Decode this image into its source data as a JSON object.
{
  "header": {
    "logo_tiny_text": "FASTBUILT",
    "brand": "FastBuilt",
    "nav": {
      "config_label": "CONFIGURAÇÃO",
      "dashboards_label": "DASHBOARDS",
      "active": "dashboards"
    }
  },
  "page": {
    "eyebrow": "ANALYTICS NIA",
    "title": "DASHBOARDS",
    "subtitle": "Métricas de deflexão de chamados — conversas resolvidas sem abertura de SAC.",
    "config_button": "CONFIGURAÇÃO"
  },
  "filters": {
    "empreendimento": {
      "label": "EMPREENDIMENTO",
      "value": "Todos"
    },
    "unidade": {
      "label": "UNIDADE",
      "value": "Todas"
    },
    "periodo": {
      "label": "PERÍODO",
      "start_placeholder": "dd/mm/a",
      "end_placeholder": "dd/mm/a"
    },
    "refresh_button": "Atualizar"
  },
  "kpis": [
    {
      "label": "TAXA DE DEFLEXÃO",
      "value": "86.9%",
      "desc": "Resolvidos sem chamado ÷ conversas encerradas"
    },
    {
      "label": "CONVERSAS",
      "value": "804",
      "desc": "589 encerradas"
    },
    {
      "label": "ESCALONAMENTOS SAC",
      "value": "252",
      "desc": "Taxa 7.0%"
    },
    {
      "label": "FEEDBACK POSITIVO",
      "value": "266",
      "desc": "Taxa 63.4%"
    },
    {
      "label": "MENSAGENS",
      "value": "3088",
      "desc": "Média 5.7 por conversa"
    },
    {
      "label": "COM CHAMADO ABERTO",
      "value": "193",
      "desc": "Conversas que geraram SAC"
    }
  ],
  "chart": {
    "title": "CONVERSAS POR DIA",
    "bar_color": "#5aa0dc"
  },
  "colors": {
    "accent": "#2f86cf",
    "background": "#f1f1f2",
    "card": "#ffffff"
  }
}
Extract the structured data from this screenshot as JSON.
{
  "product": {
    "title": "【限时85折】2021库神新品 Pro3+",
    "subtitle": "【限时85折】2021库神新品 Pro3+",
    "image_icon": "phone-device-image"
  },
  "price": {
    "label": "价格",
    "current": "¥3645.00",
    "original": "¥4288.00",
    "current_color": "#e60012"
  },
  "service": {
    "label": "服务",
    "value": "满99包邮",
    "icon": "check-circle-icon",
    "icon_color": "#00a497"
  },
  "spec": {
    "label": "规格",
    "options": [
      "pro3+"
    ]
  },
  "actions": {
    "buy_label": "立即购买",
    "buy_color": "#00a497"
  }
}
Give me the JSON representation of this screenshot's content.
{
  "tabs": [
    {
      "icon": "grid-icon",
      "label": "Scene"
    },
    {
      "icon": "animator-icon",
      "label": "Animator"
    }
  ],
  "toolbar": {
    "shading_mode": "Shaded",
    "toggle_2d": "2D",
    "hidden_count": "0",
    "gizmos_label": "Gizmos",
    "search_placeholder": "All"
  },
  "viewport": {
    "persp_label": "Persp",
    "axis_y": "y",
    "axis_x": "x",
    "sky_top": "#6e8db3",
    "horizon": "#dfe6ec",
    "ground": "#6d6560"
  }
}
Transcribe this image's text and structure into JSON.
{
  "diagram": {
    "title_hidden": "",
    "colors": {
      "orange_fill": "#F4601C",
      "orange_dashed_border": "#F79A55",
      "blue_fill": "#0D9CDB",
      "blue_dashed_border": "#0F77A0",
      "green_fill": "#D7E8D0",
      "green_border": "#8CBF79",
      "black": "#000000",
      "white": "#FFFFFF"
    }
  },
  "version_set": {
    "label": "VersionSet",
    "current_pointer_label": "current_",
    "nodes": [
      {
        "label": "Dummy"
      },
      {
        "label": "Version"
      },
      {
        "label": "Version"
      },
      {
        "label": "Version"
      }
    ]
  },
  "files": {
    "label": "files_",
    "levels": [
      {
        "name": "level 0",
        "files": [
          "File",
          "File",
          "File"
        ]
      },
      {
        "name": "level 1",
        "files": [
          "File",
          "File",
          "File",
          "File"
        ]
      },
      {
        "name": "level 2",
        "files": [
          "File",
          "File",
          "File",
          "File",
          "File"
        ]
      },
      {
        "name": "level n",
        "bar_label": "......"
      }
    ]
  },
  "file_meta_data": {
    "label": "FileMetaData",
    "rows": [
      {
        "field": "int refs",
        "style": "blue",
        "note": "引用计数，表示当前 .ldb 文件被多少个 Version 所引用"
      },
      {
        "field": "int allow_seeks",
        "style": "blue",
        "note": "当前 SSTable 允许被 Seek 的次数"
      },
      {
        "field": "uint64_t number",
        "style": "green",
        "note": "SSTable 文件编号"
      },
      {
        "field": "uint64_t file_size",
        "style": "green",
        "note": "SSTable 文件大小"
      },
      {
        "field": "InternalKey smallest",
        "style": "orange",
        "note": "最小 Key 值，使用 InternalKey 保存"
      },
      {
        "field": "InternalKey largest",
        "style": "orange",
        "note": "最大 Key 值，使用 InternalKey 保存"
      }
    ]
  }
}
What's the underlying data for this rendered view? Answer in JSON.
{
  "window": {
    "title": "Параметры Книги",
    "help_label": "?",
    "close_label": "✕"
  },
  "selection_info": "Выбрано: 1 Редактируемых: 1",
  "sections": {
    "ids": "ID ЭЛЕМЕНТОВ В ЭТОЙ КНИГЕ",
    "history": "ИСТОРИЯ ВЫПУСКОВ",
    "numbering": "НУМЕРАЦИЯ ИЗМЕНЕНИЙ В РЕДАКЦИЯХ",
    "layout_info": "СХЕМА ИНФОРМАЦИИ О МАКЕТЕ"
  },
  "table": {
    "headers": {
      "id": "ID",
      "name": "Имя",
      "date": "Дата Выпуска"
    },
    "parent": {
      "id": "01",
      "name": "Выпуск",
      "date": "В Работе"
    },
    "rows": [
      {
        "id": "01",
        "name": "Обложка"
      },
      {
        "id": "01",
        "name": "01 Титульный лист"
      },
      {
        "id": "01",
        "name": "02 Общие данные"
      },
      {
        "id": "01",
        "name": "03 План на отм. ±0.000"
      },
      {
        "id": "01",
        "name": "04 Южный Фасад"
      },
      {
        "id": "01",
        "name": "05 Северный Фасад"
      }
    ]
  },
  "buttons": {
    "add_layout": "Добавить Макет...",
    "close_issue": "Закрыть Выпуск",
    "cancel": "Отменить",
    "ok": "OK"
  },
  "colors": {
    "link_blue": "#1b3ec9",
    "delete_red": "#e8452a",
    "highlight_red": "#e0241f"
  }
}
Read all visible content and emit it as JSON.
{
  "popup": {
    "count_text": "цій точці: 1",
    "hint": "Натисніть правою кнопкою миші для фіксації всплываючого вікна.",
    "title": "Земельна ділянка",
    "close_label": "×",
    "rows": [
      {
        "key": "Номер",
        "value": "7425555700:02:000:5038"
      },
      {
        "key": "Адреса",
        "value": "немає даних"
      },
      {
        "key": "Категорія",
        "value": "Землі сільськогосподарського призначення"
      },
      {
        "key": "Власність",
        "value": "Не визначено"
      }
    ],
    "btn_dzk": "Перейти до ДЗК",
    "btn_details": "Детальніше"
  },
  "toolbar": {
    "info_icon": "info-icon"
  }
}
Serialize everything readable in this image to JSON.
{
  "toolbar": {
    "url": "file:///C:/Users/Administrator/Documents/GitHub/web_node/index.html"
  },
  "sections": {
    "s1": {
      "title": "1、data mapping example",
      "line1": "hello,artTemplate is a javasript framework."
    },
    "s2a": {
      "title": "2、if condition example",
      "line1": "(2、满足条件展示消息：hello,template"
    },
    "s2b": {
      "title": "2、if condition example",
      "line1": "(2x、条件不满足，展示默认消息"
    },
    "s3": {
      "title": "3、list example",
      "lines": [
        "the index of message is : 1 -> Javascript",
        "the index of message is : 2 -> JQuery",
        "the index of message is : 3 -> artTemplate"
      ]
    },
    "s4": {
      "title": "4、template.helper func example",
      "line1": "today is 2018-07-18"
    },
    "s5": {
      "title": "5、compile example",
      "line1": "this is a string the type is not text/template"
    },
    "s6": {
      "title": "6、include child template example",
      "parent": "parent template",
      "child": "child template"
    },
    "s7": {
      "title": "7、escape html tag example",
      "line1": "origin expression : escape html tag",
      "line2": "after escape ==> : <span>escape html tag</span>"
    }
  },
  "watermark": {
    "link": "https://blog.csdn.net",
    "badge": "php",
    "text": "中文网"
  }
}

*-*-*

> **EXERCISE AIM**
From the data above, copy each line that has the string "desc".

> **RIGHT ANSWER**
      "desc": "Resolvidos sem chamado ÷ conversas encerradas"
      "desc": "589 encerradas"
      "desc": "Taxa 7.0%"
      "desc": "Taxa 63.4%"
      "desc": "Média 5.7 por conversa"
      "desc": "Conversas que geraram SAC"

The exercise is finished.